### Task
Repeat the whole listing exactly.

Dataset rows about figures
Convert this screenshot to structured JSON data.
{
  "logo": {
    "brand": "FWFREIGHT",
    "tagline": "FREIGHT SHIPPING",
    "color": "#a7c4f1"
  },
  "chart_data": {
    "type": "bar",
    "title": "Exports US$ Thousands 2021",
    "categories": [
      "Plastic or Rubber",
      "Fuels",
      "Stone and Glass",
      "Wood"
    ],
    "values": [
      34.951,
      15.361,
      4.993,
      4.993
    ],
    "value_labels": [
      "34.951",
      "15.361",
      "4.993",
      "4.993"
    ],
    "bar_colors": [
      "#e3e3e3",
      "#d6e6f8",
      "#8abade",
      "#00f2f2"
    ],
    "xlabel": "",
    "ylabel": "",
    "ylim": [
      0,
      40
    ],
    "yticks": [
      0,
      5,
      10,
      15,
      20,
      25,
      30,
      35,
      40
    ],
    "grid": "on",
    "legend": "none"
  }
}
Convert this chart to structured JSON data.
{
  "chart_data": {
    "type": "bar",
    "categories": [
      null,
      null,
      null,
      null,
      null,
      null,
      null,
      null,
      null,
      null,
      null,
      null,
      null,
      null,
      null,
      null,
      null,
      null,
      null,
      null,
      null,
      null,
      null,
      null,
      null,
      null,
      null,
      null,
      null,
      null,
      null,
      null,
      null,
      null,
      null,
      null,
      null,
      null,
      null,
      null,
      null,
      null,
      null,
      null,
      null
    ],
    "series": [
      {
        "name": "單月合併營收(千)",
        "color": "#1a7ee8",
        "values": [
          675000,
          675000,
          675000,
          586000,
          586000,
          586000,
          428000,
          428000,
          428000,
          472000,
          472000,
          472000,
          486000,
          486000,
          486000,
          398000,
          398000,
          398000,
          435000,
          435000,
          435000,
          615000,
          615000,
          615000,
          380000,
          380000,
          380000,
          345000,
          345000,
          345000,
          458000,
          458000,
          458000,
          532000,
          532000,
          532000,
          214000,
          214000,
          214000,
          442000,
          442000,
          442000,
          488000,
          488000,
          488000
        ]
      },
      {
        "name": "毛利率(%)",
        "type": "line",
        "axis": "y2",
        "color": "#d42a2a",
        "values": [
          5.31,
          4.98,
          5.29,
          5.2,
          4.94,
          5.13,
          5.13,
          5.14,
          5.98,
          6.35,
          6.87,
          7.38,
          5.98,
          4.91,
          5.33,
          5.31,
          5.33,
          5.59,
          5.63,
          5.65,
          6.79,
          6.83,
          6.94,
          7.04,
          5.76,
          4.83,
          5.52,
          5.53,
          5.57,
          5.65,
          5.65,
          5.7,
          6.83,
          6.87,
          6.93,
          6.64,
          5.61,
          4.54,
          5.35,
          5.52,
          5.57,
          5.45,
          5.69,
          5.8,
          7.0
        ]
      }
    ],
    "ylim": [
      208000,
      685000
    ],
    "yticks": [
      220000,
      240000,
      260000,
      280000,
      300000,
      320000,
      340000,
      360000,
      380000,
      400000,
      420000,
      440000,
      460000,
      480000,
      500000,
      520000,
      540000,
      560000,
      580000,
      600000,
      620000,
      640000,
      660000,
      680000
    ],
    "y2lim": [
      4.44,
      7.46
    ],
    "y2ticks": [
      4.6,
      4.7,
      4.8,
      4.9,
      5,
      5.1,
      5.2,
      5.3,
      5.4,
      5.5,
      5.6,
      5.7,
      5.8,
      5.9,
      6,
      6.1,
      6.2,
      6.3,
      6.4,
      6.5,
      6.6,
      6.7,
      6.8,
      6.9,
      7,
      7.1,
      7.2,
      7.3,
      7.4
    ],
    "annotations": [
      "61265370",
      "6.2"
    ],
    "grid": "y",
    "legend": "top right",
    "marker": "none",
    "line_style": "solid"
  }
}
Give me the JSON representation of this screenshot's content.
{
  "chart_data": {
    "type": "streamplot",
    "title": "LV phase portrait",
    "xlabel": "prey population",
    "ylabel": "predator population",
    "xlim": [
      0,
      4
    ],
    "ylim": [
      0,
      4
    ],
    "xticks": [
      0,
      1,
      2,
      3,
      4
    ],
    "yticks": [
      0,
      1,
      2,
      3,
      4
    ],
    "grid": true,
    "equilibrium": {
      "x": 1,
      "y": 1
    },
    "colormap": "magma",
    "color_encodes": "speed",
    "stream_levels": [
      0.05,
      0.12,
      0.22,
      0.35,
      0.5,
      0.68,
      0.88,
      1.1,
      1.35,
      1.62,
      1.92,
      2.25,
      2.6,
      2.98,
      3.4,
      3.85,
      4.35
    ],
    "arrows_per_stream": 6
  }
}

### Written answer
Convert this screenshot to structured JSON data.
{
  "logo": {
    "brand": "FWFREIGHT",
    "tagline": "FREIGHT SHIPPING",
    "color": "#a7c4f1"
  },
  "chart_data": {
    "type": "bar",
    "title": "Exports US$ Thousands 2021",
    "categories": [
      "Plastic or Rubber",
      "Fuels",
      "Stone and Glass",
      "Wood"
    ],
    "values": [
      34.951,
      15.361,
      4.993,
      4.993
    ],
    "value_labels": [
      "34.951",
      "15.361",
      "4.993",
      "4.993"
    ],
    "bar_colors": [
      "#e3e3e3",
      "#d6e6f8",
      "#8abade",
      "#00f2f2"
    ],
    "xlabel": "",
    "ylabel": "",
    "ylim": [
      0,
      40
    ],
    "yticks": [
      0,
      5,
      10,
      15,
      20,
      25,
      30,
      35,
      40
    ],
    "grid": "on",
    "legend": "none"
  }
}
Convert this chart to structured JSON data.
{
  "chart_data": {
    "type": "bar",
    "categories": [
      null,
      null,
      null,
      null,
      null,
      null,
      null,
      null,
      null,
      null,
      null,
      null,
      null,
      null,
      null,
      null,
      null,
      null,
      null,
      null,
      null,
      null,
      null,
      null,
      null,
      null,
      null,
      null,
      null,
      null,
      null,
      null,
      null,
      null,
      null,
      null,
      null,
      null,
      null,
      null,
      null,
      null,
      null,
      null,
      null
    ],
    "series": [
      {
        "name": "單月合併營收(千)",
        "color": "#1a7ee8",
        "values": [
          675000,
          675000,
          675000,
          586000,
          586000,
          586000,
          428000,
          428000,
          428000,
          472000,
          472000,
          472000,
          486000,
          486000,
          486000,
          398000,
          398000,
          398000,
          435000,
          435000,
          435000,
          615000,
          615000,
          615000,
          380000,
          380000,
          380000,
          345000,
          345000,
          345000,
          458000,
          458000,
          458000,
          532000,
          532000,
          532000,
          214000,
          214000,
          214000,
          442000,
          442000,
          442000,
          488000,
          488000,
          488000
        ]
      },
      {
        "name": "毛利率(%)",
        "type": "line",
        "axis": "y2",
        "color": "#d42a2a",
        "values": [
          5.31,
          4.98,
          5.29,
          5.2,
          4.94,
          5.13,
          5.13,
          5.14,
          5.98,
          6.35,
          6.87,
          7.38,
          5.98,
          4.91,
          5.33,
          5.31,
          5.33,
          5.59,
          5.63,
          5.65,
          6.79,
          6.83,
          6.94,
          7.04,
          5.76,
          4.83,
          5.52,
          5.53,
          5.57,
          5.65,
          5.65,
          5.7,
          6.83,
          6.87,
          6.93,
          6.64,
          5.61,
          4.54,
          5.35,
          5.52,
          5.57,
          5.45,
          5.69,
          5.8,
          7.0
        ]
      }
    ],
    "ylim": [
      208000,
      685000
    ],
    "yticks": [
      220000,
      240000,
      260000,
      280000,
      300000,
      320000,
      340000,
      360000,
      380000,
      400000,
      420000,
      440000,
      460000,
      480000,
      500000,
      520000,
      540000,
      560000,
      580000,
      600000,
      620000,
      640000,
      660000,
      680000
    ],
    "y2lim": [
      4.44,
      7.46
    ],
    "y2ticks": [
      4.6,
      4.7,
      4.8,
      4.9,
      5,
      5.1,
      5.2,
      5.3,
      5.4,
      5.5,
      5.6,
      5.7,
      5.8,
      5.9,
      6,
      6.1,
      6.2,
      6.3,
      6.4,
      6.5,
      6.6,
      6.7,
      6.8,
      6.9,
      7,
      7.1,
      7.2,
      7.3,
      7.4
    ],
    "annotations": [
      "61265370",
      "6.2"
    ],
    "grid": "y",
    "legend": "top right",
    "marker": "none",
    "line_style": "solid"
  }
}
Give me the JSON representation of this screenshot's content.
{
  "chart_data": {
    "type": "streamplot",
    "title": "LV phase portrait",
    "xlabel": "prey population",
    "ylabel": "predator population",
    "xlim": [
      0,
      4
    ],
    "ylim": [
      0,
      4
    ],
    "xticks": [
      0,
      1,
      2,
      3,
      4
    ],
    "yticks": [
      0,
      1,
      2,
      3,
      4
    ],
    "grid": true,
    "equilibrium": {
      "x": 1,
      "y": 1
    },
    "colormap": "magma",
    "color_encodes": "speed",
    "stream_levels": [
      0.05,
      0.12,
      0.22,
      0.35,
      0.5,
      0.68,
      0.88,
      1.1,
      1.35,
      1.62,
      1.92,
      2.25,
      2.6,
      2.98,
      3.4,
      3.85,
      4.35
    ],
    "arrows_per_stream": 6
  }
}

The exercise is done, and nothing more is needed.